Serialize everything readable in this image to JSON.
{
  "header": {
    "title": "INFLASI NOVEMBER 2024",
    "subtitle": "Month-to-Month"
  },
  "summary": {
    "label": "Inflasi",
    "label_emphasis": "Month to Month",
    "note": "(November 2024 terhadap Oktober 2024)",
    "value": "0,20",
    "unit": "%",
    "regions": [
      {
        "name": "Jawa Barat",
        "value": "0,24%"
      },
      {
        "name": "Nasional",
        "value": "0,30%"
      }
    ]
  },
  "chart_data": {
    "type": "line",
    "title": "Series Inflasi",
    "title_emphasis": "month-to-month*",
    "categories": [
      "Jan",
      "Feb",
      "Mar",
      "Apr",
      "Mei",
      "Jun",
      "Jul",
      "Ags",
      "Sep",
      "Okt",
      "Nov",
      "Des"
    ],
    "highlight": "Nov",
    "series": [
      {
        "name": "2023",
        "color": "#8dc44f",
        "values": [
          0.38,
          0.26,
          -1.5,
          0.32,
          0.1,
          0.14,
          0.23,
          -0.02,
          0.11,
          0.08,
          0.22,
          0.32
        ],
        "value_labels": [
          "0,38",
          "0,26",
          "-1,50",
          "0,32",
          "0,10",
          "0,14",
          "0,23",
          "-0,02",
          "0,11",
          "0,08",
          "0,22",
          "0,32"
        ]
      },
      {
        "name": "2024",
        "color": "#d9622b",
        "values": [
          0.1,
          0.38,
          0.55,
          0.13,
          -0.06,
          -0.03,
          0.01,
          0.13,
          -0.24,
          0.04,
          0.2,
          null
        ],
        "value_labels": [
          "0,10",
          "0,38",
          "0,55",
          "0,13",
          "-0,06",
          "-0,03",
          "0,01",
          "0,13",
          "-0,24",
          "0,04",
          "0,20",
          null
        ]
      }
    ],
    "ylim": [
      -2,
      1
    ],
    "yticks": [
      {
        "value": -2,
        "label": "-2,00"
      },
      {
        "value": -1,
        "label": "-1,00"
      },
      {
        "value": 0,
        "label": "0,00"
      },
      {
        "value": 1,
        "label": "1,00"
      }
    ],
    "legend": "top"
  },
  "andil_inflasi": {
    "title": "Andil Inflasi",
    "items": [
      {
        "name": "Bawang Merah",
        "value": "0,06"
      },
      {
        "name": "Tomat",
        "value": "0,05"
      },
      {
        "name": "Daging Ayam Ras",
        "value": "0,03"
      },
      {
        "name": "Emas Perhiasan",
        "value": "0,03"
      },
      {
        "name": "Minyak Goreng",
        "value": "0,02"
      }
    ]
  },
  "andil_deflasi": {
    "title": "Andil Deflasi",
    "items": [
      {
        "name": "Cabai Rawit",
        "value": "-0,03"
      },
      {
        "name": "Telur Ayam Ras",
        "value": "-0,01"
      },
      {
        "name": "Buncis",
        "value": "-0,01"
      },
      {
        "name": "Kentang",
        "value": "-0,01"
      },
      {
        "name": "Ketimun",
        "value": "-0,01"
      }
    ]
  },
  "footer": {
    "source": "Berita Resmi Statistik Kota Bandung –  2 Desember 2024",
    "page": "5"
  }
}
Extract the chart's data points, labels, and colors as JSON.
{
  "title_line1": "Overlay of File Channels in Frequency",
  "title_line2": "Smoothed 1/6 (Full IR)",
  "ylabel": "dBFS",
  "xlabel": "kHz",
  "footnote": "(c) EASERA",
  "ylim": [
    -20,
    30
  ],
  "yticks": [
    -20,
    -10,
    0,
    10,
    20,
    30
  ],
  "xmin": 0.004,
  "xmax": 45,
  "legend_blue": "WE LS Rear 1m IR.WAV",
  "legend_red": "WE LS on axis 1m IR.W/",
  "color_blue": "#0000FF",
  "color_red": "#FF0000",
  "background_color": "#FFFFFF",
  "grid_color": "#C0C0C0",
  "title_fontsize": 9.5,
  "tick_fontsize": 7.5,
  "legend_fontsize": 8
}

■ ■ ■ ■ ■ ■ ■

» **Task prompt**
Return each line of the records above exactly as it reads.

» **The completed task**
Serialize everything readable in this image to JSON.
{
  "header": {
    "title": "INFLASI NOVEMBER 2024",
    "subtitle": "Month-to-Month"
  },
  "summary": {
    "label": "Inflasi",
    "label_emphasis": "Month to Month",
    "note": "(November 2024 terhadap Oktober 2024)",
    "value": "0,20",
    "unit": "%",
    "regions": [
      {
        "name": "Jawa Barat",
        "value": "0,24%"
      },
      {
        "name": "Nasional",
        "value": "0,30%"
      }
    ]
  },
  "chart_data": {
    "type": "line",
    "title": "Series Inflasi",
    "title_emphasis": "month-to-month*",
    "categories": [
      "Jan",
      "Feb",
      "Mar",
      "Apr",
      "Mei",
      "Jun",
      "Jul",
      "Ags",
      "Sep",
      "Okt",
      "Nov",
      "Des"
    ],
    "highlight": "Nov",
    "series": [
      {
        "name": "2023",
        "color": "#8dc44f",
        "values": [
          0.38,
          0.26,
          -1.5,
          0.32,
          0.1,
          0.14,
          0.23,
          -0.02,
          0.11,
          0.08,
          0.22,
          0.32
        ],
        "value_labels": [
          "0,38",
          "0,26",
          "-1,50",
          "0,32",
          "0,10",
          "0,14",
          "0,23",
          "-0,02",
          "0,11",
          "0,08",
          "0,22",
          "0,32"
        ]
      },
      {
        "name": "2024",
        "color": "#d9622b",
        "values": [
          0.1,
          0.38,
          0.55,
          0.13,
          -0.06,
          -0.03,
          0.01,
          0.13,
          -0.24,
          0.04,
          0.2,
          null
        ],
        "value_labels": [
          "0,10",
          "0,38",
          "0,55",
          "0,13",
          "-0,06",
          "-0,03",
          "0,01",
          "0,13",
          "-0,24",
          "0,04",
          "0,20",
          null
        ]
      }
    ],
    "ylim": [
      -2,
      1
    ],
    "yticks": [
      {
        "value": -2,
        "label": "-2,00"
      },
      {
        "value": -1,
        "label": "-1,00"
      },
      {
        "value": 0,
        "label": "0,00"
      },
      {
        "value": 1,
        "label": "1,00"
      }
    ],
    "legend": "top"
  },
  "andil_inflasi": {
    "title": "Andil Inflasi",
    "items": [
      {
        "name": "Bawang Merah",
        "value": "0,06"
      },
      {
        "name": "Tomat",
        "value": "0,05"
      },
      {
        "name": "Daging Ayam Ras",
        "value": "0,03"
      },
      {
        "name": "Emas Perhiasan",
        "value": "0,03"
      },
      {
        "name": "Minyak Goreng",
        "value": "0,02"
      }
    ]
  },
  "andil_deflasi": {
    "title": "Andil Deflasi",
    "items": [
      {
        "name": "Cabai Rawit",
        "value": "-0,03"
      },
      {
        "name": "Telur Ayam Ras",
        "value": "-0,01"
      },
      {
        "name": "Buncis",
        "value": "-0,01"
      },
      {
        "name": "Kentang",
        "value": "-0,01"
      },
      {
        "name": "Ketimun",
        "value": "-0,01"
      }
    ]
  },
  "footer": {
    "source": "Berita Resmi Statistik Kota Bandung –  2 Desember 2024",
    "page": "5"
  }
}
Extract the chart's data points, labels, and colors as JSON.
{
  "title_line1": "Overlay of File Channels in Frequency",
  "title_line2": "Smoothed 1/6 (Full IR)",
  "ylabel": "dBFS",
  "xlabel": "kHz",
  "footnote": "(c) EASERA",
  "ylim": [
    -20,
    30
  ],
  "yticks": [
    -20,
    -10,
    0,
    10,
    20,
    30
  ],
  "xmin": 0.004,
  "xmax": 45,
  "legend_blue": "WE LS Rear 1m IR.WAV",
  "legend_red": "WE LS on axis 1m IR.W/",
  "color_blue": "#0000FF",
  "color_red": "#FF0000",
  "background_color": "#FFFFFF",
  "grid_color": "#C0C0C0",
  "title_fontsize": 9.5,
  "tick_fontsize": 7.5,
  "legend_fontsize": 8
}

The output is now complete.